**PROMPT**
Wherever a line holds the string "труб", copy that line.
·····
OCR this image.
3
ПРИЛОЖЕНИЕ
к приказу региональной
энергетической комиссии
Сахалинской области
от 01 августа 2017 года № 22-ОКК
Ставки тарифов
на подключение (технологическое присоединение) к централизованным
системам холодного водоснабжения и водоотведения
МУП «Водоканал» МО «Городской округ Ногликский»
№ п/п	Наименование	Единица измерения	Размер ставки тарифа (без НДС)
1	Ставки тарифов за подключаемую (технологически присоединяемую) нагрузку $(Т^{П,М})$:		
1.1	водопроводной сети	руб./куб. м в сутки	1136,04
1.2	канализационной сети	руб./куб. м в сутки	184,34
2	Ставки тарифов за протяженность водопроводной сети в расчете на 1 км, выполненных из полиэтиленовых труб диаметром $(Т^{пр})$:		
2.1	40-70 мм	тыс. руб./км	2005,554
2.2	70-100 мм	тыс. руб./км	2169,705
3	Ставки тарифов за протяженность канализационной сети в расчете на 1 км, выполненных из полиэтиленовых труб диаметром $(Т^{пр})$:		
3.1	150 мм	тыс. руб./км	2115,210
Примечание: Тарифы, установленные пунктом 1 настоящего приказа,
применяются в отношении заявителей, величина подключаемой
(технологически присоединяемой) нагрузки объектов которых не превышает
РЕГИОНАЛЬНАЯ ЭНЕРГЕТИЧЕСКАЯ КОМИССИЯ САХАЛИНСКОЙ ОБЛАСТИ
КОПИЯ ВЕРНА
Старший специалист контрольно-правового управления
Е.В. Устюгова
·····
**RESPONSE FOR THIS EXERCISE**
2	Ставки тарифов за протяженность водопроводной сети в расчете на 1 км, выполненных из полиэтиленовых труб диаметром $(Т^{пр})$:		
3	Ставки тарифов за протяженность канализационной сети в расчете на 1 км, выполненных из полиэтиленовых труб диаметром $(Т^{пр})$:		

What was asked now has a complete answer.